** begin Items **

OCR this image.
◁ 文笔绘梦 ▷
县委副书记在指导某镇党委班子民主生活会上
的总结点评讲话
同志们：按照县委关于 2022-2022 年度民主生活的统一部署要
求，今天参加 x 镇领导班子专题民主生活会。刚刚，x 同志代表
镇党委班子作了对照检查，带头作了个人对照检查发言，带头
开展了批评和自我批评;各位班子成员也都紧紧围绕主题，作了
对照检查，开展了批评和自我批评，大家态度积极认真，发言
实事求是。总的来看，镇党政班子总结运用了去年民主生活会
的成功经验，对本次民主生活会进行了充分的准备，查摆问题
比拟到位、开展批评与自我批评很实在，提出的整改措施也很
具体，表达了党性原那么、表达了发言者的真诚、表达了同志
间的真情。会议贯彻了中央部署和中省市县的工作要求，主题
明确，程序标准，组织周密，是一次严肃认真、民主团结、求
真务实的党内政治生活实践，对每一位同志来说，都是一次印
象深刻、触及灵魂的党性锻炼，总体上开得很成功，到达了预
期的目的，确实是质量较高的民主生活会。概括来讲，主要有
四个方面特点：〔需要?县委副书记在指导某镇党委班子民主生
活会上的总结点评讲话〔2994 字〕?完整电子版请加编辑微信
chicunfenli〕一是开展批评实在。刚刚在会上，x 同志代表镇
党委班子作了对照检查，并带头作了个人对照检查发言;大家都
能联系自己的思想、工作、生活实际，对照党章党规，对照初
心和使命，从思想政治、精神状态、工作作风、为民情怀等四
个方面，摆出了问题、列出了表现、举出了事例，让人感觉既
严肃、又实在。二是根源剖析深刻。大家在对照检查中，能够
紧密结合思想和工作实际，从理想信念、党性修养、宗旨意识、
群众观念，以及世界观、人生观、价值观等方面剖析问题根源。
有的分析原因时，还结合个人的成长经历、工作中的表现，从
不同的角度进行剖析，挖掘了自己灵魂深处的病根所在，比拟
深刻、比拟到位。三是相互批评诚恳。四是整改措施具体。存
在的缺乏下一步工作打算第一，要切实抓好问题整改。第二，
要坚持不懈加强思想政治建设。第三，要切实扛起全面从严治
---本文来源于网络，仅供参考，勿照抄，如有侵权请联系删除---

** end Items **

- [What to work on] Identify and copy all lines with the word "比拟到位".

- [Written reply]
比拟到位、开展批评与自我批评很实在，提出的整改措施也很
深刻、比拟到位。三是相互批评诚恳。四是整改措施具体。存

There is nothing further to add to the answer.